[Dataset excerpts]
::::::::::
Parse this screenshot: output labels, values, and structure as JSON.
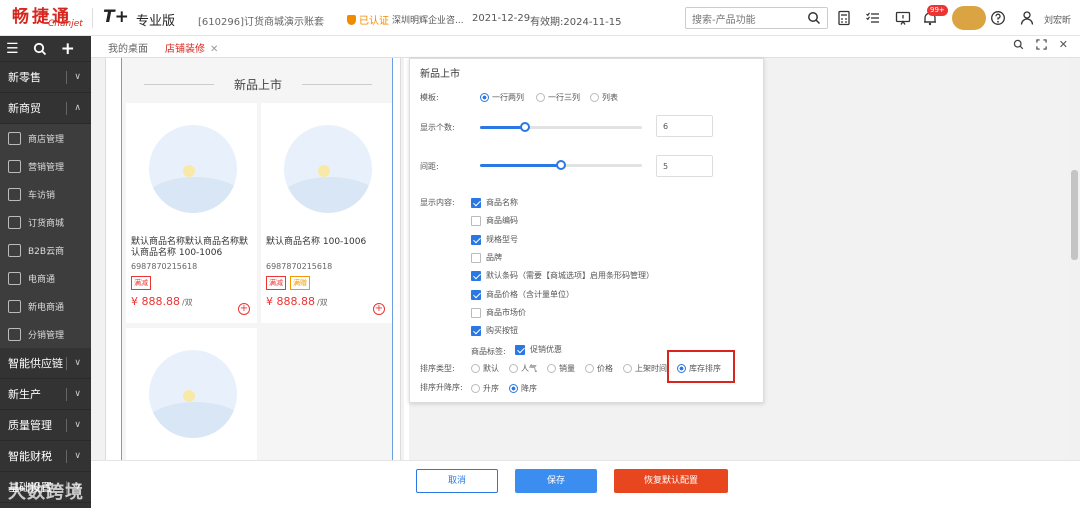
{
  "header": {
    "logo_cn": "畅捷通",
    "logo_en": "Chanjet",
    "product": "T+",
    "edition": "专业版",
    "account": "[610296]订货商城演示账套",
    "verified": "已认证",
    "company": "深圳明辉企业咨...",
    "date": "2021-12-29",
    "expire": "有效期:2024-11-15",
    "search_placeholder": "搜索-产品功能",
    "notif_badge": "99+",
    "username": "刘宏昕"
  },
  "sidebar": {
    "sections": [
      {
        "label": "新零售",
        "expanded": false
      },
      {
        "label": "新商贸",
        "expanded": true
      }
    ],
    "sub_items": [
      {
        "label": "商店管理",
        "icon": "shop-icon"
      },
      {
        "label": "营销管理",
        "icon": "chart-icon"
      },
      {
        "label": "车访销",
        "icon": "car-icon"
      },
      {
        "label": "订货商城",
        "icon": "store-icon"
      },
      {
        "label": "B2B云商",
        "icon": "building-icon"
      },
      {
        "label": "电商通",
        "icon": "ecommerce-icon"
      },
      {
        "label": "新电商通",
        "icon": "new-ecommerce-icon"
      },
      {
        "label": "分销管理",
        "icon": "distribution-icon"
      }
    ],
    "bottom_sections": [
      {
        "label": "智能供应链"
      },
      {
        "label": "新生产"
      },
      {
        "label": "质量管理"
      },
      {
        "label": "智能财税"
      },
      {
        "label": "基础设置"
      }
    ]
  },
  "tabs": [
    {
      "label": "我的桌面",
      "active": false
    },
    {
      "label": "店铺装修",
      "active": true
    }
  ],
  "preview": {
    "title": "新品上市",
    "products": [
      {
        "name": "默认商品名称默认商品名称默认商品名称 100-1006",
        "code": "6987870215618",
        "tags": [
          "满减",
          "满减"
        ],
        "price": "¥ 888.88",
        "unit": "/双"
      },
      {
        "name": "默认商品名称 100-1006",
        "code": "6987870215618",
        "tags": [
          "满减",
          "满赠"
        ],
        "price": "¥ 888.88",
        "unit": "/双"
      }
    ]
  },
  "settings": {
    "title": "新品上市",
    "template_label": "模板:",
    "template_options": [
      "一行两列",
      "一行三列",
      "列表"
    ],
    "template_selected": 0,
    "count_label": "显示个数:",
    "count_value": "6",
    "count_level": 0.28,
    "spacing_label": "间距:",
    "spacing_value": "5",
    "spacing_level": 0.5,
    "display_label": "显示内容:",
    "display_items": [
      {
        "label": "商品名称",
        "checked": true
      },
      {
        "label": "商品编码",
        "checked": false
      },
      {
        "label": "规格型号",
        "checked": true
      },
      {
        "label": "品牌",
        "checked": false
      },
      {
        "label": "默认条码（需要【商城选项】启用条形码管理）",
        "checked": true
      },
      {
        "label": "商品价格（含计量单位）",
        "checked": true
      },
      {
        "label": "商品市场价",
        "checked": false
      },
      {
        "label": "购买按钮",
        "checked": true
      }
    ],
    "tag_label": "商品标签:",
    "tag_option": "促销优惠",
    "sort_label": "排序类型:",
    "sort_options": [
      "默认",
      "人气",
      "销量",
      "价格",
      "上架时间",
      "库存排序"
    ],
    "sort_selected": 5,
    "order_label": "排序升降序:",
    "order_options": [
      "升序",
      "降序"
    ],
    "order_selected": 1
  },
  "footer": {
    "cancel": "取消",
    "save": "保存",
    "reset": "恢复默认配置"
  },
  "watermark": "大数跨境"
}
::::::::::
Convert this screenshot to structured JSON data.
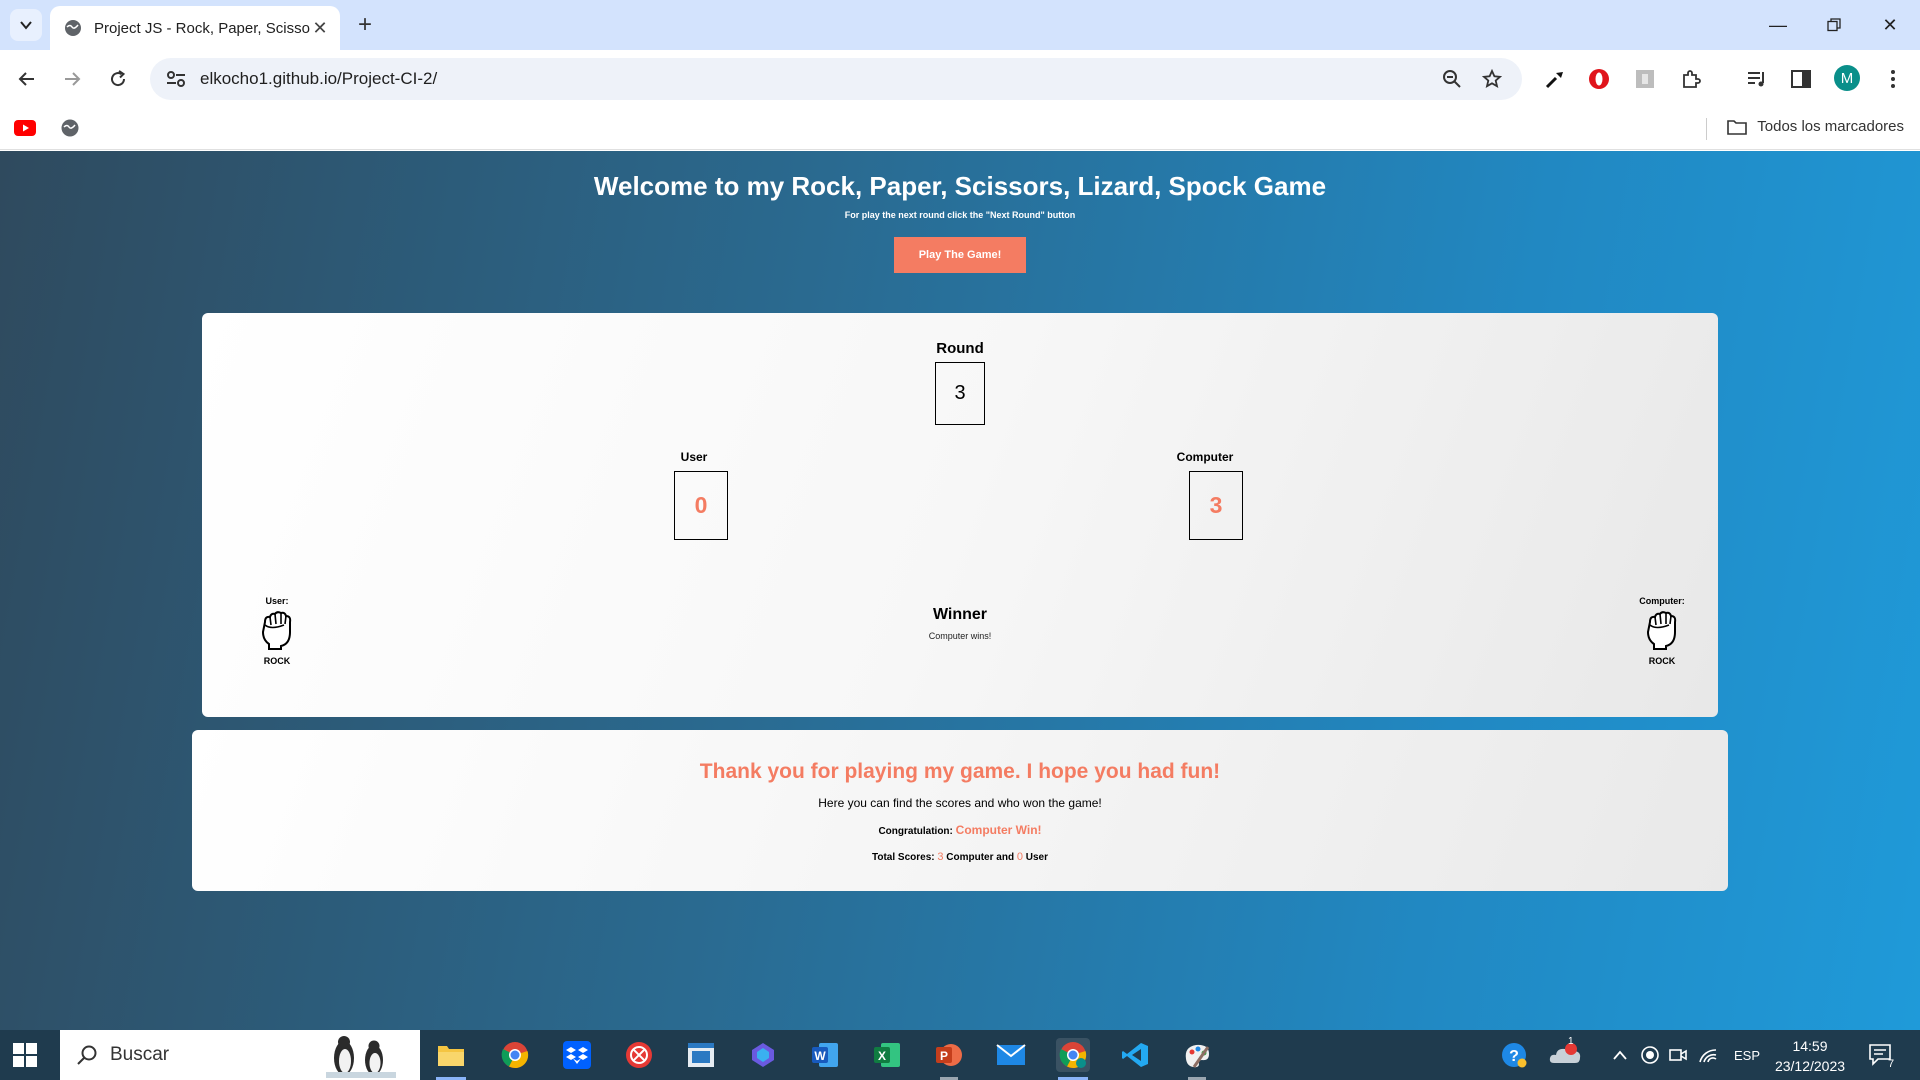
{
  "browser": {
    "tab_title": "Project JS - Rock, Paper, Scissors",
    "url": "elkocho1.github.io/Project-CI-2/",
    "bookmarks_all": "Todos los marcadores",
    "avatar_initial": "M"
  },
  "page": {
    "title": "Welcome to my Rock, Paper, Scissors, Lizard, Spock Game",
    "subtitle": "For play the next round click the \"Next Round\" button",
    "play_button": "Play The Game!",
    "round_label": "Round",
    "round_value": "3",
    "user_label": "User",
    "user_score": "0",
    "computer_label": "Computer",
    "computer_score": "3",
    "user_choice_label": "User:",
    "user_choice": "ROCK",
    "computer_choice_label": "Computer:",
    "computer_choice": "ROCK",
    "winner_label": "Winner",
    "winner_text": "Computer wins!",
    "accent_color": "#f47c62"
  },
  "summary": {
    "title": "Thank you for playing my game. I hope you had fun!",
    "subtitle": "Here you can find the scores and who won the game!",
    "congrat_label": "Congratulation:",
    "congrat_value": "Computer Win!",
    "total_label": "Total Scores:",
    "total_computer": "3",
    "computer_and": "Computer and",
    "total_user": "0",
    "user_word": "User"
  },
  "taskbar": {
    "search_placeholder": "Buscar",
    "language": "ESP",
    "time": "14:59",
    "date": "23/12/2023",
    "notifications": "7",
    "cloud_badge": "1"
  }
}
::::::::::
■ **AIM**: Tally up the lines holding the string "Scissors" in this listing, and report the total alone.

■ **WRITTEN SOLUTION**: 2